## SUPPLIED RECORDS
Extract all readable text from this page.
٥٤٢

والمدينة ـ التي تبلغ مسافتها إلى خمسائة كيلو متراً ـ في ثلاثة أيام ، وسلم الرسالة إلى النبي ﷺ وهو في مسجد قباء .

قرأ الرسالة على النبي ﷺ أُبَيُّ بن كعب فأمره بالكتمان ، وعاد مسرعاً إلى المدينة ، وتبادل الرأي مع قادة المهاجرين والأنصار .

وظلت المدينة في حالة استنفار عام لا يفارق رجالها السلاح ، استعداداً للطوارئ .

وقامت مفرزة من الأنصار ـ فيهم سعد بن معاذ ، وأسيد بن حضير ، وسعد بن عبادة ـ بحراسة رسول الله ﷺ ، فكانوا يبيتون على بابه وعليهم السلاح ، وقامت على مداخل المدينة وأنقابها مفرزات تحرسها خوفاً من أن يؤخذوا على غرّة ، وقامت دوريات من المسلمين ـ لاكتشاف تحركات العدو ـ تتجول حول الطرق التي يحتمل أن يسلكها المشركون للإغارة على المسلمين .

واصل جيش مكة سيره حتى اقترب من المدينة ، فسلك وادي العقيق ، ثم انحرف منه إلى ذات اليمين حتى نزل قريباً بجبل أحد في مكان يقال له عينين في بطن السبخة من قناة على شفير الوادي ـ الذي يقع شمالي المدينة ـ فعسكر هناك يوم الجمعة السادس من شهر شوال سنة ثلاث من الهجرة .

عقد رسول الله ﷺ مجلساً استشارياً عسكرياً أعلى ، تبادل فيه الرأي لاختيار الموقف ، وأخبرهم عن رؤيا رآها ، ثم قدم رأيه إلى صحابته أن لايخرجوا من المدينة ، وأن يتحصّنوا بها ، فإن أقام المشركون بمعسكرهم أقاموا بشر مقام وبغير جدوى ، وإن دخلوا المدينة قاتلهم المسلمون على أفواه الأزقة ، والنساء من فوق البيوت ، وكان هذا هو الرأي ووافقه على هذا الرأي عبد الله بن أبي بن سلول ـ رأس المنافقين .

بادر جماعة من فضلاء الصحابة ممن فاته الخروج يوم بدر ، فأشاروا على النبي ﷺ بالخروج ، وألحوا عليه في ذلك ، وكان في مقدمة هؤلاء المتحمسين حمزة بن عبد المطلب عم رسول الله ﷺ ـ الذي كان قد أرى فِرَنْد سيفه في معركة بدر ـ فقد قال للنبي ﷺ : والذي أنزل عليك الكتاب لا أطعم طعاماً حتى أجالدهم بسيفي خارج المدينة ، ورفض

## THE REQUEST
Return every entry verbatim.

## OUTPUT OF THE EXERCISE
Extract all readable text from this page.
٥٤٢

والمدينة ـ التي تبلغ مسافتها إلى خمسائة كيلو متراً ـ في ثلاثة أيام ، وسلم الرسالة إلى النبي ﷺ وهو في مسجد قباء .

قرأ الرسالة على النبي ﷺ أُبَيُّ بن كعب فأمره بالكتمان ، وعاد مسرعاً إلى المدينة ، وتبادل الرأي مع قادة المهاجرين والأنصار .

وظلت المدينة في حالة استنفار عام لا يفارق رجالها السلاح ، استعداداً للطوارئ .

وقامت مفرزة من الأنصار ـ فيهم سعد بن معاذ ، وأسيد بن حضير ، وسعد بن عبادة ـ بحراسة رسول الله ﷺ ، فكانوا يبيتون على بابه وعليهم السلاح ، وقامت على مداخل المدينة وأنقابها مفرزات تحرسها خوفاً من أن يؤخذوا على غرّة ، وقامت دوريات من المسلمين ـ لاكتشاف تحركات العدو ـ تتجول حول الطرق التي يحتمل أن يسلكها المشركون للإغارة على المسلمين .

واصل جيش مكة سيره حتى اقترب من المدينة ، فسلك وادي العقيق ، ثم انحرف منه إلى ذات اليمين حتى نزل قريباً بجبل أحد في مكان يقال له عينين في بطن السبخة من قناة على شفير الوادي ـ الذي يقع شمالي المدينة ـ فعسكر هناك يوم الجمعة السادس من شهر شوال سنة ثلاث من الهجرة .

عقد رسول الله ﷺ مجلساً استشارياً عسكرياً أعلى ، تبادل فيه الرأي لاختيار الموقف ، وأخبرهم عن رؤيا رآها ، ثم قدم رأيه إلى صحابته أن لايخرجوا من المدينة ، وأن يتحصّنوا بها ، فإن أقام المشركون بمعسكرهم أقاموا بشر مقام وبغير جدوى ، وإن دخلوا المدينة قاتلهم المسلمون على أفواه الأزقة ، والنساء من فوق البيوت ، وكان هذا هو الرأي ووافقه على هذا الرأي عبد الله بن أبي بن سلول ـ رأس المنافقين .

بادر جماعة من فضلاء الصحابة ممن فاته الخروج يوم بدر ، فأشاروا على النبي ﷺ بالخروج ، وألحوا عليه في ذلك ، وكان في مقدمة هؤلاء المتحمسين حمزة بن عبد المطلب عم رسول الله ﷺ ـ الذي كان قد أرى فِرَنْد سيفه في معركة بدر ـ فقد قال للنبي ﷺ : والذي أنزل عليك الكتاب لا أطعم طعاماً حتى أجالدهم بسيفي خارج المدينة ، ورفض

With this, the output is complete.